Stored data entries
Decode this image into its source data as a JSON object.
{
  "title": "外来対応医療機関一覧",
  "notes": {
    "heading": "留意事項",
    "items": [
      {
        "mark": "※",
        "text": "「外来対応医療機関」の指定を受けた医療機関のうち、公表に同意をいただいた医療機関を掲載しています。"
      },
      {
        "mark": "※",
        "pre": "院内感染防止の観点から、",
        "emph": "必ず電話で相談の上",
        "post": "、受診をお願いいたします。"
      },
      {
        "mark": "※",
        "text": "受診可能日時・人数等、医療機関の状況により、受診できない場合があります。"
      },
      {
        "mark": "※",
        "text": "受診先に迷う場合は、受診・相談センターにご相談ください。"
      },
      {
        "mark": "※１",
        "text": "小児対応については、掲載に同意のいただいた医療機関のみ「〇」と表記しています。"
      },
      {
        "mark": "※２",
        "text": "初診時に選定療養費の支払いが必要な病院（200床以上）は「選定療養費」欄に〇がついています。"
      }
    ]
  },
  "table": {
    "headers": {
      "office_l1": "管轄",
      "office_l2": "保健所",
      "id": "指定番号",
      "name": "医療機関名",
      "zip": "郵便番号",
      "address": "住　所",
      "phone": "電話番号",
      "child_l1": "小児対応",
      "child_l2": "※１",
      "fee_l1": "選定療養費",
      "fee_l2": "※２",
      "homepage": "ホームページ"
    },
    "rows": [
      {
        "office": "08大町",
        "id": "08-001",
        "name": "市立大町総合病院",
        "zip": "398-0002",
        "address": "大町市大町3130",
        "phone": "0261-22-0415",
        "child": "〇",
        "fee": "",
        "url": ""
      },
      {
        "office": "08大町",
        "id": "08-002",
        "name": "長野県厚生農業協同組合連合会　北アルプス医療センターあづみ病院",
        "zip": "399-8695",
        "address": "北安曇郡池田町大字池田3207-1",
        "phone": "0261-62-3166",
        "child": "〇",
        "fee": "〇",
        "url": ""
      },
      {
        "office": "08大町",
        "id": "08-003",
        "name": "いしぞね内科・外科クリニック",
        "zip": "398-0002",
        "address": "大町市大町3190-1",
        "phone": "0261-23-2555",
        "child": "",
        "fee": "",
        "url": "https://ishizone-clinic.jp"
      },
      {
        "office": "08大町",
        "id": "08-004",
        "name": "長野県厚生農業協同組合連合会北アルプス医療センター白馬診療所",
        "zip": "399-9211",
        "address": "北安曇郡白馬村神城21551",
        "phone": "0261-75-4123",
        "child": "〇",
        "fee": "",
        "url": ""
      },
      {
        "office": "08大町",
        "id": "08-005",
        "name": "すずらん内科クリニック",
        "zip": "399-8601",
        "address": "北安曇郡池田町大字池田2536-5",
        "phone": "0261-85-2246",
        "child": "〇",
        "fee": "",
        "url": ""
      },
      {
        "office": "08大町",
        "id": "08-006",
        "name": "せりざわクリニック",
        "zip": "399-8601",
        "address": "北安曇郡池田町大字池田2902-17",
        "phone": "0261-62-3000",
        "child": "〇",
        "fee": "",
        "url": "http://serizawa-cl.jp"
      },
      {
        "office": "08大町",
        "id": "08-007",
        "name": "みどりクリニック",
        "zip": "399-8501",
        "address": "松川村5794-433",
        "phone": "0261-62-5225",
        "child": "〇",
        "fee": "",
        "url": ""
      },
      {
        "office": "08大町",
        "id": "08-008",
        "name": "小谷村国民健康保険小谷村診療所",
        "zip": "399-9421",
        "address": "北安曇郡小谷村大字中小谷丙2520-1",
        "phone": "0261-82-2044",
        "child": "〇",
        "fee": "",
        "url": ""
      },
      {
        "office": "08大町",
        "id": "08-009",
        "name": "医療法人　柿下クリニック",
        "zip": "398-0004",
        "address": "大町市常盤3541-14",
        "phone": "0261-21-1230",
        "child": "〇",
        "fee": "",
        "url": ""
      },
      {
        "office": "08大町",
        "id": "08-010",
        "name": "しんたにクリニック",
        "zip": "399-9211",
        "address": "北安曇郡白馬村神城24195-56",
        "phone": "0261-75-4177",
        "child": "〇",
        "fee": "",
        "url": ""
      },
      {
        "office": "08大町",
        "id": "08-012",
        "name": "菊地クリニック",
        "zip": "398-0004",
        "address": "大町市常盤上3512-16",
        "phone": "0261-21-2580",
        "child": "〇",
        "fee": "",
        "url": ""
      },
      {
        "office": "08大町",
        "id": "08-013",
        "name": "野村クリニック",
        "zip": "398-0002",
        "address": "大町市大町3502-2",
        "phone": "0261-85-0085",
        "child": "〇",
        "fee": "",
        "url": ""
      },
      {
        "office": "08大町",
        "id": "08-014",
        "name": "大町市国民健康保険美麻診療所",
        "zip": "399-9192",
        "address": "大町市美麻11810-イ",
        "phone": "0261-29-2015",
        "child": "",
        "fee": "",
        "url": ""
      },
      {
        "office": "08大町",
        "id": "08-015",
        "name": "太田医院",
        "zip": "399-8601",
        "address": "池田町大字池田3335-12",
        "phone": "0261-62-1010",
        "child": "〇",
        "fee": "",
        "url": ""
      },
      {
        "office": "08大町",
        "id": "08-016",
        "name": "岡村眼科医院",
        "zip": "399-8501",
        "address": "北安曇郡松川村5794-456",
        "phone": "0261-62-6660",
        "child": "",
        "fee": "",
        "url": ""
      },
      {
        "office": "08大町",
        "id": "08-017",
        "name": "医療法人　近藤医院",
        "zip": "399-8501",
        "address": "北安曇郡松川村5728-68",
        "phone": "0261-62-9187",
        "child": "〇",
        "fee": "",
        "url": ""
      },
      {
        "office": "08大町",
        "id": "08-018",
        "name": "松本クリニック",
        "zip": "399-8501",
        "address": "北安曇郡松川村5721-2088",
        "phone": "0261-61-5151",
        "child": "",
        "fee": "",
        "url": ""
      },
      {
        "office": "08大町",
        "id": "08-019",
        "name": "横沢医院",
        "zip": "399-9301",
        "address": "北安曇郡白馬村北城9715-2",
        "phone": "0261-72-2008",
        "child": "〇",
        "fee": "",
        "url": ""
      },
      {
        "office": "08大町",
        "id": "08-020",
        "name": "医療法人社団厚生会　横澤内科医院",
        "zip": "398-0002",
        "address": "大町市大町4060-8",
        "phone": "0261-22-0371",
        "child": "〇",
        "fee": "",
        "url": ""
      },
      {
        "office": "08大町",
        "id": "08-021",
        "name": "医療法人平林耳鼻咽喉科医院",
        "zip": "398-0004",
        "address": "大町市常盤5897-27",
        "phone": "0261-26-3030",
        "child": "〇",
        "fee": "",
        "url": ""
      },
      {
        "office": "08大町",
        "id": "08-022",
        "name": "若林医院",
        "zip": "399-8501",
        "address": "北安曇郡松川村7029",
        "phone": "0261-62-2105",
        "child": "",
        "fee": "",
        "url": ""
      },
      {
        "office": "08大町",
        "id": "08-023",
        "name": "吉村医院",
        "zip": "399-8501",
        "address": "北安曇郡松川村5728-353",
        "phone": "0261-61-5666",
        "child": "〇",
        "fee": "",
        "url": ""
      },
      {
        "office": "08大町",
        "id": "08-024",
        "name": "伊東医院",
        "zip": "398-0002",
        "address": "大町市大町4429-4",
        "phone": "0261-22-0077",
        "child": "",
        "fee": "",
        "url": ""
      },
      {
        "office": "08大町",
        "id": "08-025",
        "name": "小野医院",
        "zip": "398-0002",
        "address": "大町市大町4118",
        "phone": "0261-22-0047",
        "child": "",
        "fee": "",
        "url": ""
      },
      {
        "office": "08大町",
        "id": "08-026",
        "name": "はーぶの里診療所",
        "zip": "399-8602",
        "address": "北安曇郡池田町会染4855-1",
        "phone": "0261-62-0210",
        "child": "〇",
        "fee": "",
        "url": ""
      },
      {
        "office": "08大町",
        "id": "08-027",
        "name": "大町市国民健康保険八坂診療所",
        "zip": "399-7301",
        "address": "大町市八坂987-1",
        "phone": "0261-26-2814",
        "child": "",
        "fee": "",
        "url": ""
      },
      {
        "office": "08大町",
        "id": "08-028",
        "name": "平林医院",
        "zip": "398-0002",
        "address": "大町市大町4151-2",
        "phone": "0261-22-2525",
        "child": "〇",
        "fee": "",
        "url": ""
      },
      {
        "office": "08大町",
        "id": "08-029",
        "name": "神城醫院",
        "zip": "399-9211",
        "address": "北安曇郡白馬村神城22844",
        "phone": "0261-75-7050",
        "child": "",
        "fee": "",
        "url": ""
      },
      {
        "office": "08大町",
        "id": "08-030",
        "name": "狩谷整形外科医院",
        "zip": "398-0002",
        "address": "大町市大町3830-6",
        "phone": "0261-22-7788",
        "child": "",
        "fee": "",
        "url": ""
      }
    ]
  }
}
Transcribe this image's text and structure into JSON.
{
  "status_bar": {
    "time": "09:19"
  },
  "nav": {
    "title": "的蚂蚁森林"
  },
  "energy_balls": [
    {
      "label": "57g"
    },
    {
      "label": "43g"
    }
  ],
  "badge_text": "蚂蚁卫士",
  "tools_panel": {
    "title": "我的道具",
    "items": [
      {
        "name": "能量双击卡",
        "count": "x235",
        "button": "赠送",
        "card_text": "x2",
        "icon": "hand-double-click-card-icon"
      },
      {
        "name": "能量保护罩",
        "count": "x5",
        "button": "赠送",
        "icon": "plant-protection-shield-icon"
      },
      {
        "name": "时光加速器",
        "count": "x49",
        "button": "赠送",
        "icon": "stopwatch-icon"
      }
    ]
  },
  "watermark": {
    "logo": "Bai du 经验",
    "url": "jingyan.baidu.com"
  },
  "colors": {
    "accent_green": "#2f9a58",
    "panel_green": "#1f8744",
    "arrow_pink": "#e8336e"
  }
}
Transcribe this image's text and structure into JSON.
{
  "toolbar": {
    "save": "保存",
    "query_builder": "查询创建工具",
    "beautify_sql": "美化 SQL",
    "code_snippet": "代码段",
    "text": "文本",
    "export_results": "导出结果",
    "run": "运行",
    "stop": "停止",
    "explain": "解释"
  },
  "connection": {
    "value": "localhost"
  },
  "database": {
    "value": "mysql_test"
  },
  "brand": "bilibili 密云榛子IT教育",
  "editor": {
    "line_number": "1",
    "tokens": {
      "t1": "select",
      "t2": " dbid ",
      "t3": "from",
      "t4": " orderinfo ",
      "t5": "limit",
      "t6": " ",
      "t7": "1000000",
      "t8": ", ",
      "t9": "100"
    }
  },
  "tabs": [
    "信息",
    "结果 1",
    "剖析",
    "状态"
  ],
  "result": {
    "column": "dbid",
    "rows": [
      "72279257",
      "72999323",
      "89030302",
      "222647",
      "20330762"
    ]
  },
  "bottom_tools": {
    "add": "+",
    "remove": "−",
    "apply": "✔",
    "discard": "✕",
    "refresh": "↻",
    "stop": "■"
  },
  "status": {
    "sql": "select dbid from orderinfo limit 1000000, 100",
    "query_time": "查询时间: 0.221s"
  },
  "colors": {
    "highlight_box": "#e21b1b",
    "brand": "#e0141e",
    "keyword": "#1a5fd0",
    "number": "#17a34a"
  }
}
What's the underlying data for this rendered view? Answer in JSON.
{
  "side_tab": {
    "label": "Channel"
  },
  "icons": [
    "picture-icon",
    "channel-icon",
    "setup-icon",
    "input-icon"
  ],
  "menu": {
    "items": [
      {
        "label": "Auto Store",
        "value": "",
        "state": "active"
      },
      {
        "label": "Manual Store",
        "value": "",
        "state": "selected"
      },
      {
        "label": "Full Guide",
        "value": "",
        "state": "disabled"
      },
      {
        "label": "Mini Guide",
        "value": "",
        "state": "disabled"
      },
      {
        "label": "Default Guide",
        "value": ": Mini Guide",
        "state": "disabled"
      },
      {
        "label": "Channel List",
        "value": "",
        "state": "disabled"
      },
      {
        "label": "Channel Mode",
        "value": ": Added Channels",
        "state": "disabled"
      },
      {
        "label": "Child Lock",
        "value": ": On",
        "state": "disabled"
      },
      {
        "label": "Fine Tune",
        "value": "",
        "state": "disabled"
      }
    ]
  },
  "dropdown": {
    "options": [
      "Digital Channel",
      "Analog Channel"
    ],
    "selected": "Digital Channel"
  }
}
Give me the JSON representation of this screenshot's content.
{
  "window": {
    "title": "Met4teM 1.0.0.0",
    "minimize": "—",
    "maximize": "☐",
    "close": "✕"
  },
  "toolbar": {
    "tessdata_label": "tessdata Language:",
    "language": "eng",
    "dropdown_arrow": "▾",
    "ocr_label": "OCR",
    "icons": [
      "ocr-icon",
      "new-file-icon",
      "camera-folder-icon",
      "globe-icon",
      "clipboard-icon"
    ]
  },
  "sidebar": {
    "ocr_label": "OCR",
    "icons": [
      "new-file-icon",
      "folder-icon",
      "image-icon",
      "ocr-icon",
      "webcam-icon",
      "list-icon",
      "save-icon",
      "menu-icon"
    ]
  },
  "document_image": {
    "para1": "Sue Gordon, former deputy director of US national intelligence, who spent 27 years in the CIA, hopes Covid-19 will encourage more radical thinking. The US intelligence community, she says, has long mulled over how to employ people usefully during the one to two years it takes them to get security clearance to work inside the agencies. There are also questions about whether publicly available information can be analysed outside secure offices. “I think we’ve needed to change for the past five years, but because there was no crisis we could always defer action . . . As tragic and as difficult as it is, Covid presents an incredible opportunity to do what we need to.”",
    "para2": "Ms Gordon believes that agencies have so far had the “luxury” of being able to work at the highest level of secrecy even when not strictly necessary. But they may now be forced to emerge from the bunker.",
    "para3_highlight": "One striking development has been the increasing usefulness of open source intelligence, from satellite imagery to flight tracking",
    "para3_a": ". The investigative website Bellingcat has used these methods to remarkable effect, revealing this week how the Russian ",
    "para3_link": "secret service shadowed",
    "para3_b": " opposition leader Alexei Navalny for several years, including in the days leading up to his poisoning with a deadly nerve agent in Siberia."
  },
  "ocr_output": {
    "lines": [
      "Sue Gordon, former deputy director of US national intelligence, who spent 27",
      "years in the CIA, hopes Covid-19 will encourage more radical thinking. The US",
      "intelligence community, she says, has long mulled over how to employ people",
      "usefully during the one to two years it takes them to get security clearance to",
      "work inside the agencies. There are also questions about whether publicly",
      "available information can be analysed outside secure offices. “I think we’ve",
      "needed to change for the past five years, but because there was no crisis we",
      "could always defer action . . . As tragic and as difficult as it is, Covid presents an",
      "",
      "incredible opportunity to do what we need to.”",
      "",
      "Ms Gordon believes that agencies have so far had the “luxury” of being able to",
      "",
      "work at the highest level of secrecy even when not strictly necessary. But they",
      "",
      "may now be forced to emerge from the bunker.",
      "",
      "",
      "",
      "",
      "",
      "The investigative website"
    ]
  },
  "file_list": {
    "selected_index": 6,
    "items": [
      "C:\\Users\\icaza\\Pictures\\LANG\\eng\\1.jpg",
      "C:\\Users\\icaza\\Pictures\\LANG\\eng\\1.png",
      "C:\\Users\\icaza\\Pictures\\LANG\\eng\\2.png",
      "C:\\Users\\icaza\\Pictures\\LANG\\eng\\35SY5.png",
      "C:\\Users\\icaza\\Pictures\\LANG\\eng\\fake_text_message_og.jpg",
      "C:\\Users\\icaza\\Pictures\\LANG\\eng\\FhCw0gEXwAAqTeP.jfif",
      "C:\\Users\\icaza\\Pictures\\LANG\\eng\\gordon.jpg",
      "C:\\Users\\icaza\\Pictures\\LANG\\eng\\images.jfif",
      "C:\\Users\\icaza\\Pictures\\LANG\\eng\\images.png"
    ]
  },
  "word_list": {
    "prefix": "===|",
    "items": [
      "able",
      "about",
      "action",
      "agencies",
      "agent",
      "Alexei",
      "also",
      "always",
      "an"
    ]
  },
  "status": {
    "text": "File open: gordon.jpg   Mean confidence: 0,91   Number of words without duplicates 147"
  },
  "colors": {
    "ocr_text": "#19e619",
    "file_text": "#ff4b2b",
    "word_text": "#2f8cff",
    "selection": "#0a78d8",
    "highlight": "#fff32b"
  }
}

**Written request:** Scan the material above for the string "information" and return the lines that hold it.

**Written answer:**
    "para1": "Sue Gordon, former deputy director of US national intelligence, who spent 27 years in the CIA, hopes Covid-19 will encourage more radical thinking. The US intelligence community, she says, has long mulled over how to employ people usefully during the one to two years it takes them to get security clearance to work inside the agencies. There are also questions about whether publicly available information can be analysed outside secure offices. “I think we’ve needed to change for the past five years, but because there was no crisis we could always defer action . . . As tragic and as difficult as it is, Covid presents an incredible opportunity to do what we need to.”",
      "available information can be analysed outside secure offices. “I think we’ve",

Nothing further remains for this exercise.